AIM OF THE EXERCISE: Reproduce the complete listing without any deviation.

PROVIDED INFORMATION:
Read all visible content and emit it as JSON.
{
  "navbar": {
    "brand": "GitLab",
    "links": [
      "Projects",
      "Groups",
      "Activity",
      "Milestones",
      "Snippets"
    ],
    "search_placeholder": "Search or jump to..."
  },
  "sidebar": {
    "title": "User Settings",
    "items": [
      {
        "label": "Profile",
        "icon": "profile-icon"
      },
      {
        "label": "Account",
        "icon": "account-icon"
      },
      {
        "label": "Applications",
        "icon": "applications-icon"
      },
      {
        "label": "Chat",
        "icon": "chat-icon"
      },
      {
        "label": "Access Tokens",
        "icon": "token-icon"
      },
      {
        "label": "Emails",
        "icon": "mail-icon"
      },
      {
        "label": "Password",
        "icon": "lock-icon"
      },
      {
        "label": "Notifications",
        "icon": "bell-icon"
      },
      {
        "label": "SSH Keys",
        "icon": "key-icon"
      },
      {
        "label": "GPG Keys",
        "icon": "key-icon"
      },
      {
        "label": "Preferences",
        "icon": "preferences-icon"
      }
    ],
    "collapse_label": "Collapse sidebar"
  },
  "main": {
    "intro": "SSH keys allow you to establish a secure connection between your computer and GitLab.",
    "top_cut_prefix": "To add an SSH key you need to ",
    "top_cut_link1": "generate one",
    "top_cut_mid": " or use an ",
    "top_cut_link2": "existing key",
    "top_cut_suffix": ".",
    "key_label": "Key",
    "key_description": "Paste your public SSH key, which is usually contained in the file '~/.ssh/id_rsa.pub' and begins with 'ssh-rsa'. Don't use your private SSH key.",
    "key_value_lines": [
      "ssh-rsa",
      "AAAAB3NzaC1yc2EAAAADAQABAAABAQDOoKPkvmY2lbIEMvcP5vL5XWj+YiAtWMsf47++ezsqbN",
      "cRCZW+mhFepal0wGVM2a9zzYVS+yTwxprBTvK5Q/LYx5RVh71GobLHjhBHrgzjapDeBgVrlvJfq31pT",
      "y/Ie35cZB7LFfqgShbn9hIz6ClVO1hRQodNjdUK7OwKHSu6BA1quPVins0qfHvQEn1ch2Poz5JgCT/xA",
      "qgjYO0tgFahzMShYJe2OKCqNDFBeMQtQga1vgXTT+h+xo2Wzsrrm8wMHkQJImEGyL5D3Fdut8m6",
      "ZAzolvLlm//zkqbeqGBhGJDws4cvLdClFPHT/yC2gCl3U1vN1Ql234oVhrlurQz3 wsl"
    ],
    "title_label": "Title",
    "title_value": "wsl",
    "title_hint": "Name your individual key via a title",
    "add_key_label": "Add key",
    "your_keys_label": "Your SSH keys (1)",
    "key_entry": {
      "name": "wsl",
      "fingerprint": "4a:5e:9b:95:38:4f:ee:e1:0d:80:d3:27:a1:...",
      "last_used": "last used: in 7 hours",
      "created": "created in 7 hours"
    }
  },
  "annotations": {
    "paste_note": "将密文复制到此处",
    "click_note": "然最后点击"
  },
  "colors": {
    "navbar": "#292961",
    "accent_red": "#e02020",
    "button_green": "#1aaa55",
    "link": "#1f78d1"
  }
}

FINAL RESULT:
Read all visible content and emit it as JSON.
{
  "navbar": {
    "brand": "GitLab",
    "links": [
      "Projects",
      "Groups",
      "Activity",
      "Milestones",
      "Snippets"
    ],
    "search_placeholder": "Search or jump to..."
  },
  "sidebar": {
    "title": "User Settings",
    "items": [
      {
        "label": "Profile",
        "icon": "profile-icon"
      },
      {
        "label": "Account",
        "icon": "account-icon"
      },
      {
        "label": "Applications",
        "icon": "applications-icon"
      },
      {
        "label": "Chat",
        "icon": "chat-icon"
      },
      {
        "label": "Access Tokens",
        "icon": "token-icon"
      },
      {
        "label": "Emails",
        "icon": "mail-icon"
      },
      {
        "label": "Password",
        "icon": "lock-icon"
      },
      {
        "label": "Notifications",
        "icon": "bell-icon"
      },
      {
        "label": "SSH Keys",
        "icon": "key-icon"
      },
      {
        "label": "GPG Keys",
        "icon": "key-icon"
      },
      {
        "label": "Preferences",
        "icon": "preferences-icon"
      }
    ],
    "collapse_label": "Collapse sidebar"
  },
  "main": {
    "intro": "SSH keys allow you to establish a secure connection between your computer and GitLab.",
    "top_cut_prefix": "To add an SSH key you need to ",
    "top_cut_link1": "generate one",
    "top_cut_mid": " or use an ",
    "top_cut_link2": "existing key",
    "top_cut_suffix": ".",
    "key_label": "Key",
    "key_description": "Paste your public SSH key, which is usually contained in the file '~/.ssh/id_rsa.pub' and begins with 'ssh-rsa'. Don't use your private SSH key.",
    "key_value_lines": [
      "ssh-rsa",
      "AAAAB3NzaC1yc2EAAAADAQABAAABAQDOoKPkvmY2lbIEMvcP5vL5XWj+YiAtWMsf47++ezsqbN",
      "cRCZW+mhFepal0wGVM2a9zzYVS+yTwxprBTvK5Q/LYx5RVh71GobLHjhBHrgzjapDeBgVrlvJfq31pT",
      "y/Ie35cZB7LFfqgShbn9hIz6ClVO1hRQodNjdUK7OwKHSu6BA1quPVins0qfHvQEn1ch2Poz5JgCT/xA",
      "qgjYO0tgFahzMShYJe2OKCqNDFBeMQtQga1vgXTT+h+xo2Wzsrrm8wMHkQJImEGyL5D3Fdut8m6",
      "ZAzolvLlm//zkqbeqGBhGJDws4cvLdClFPHT/yC2gCl3U1vN1Ql234oVhrlurQz3 wsl"
    ],
    "title_label": "Title",
    "title_value": "wsl",
    "title_hint": "Name your individual key via a title",
    "add_key_label": "Add key",
    "your_keys_label": "Your SSH keys (1)",
    "key_entry": {
      "name": "wsl",
      "fingerprint": "4a:5e:9b:95:38:4f:ee:e1:0d:80:d3:27:a1:...",
      "last_used": "last used: in 7 hours",
      "created": "created in 7 hours"
    }
  },
  "annotations": {
    "paste_note": "将密文复制到此处",
    "click_note": "然最后点击"
  },
  "colors": {
    "navbar": "#292961",
    "accent_red": "#e02020",
    "button_green": "#1aaa55",
    "link": "#1f78d1"
  }
}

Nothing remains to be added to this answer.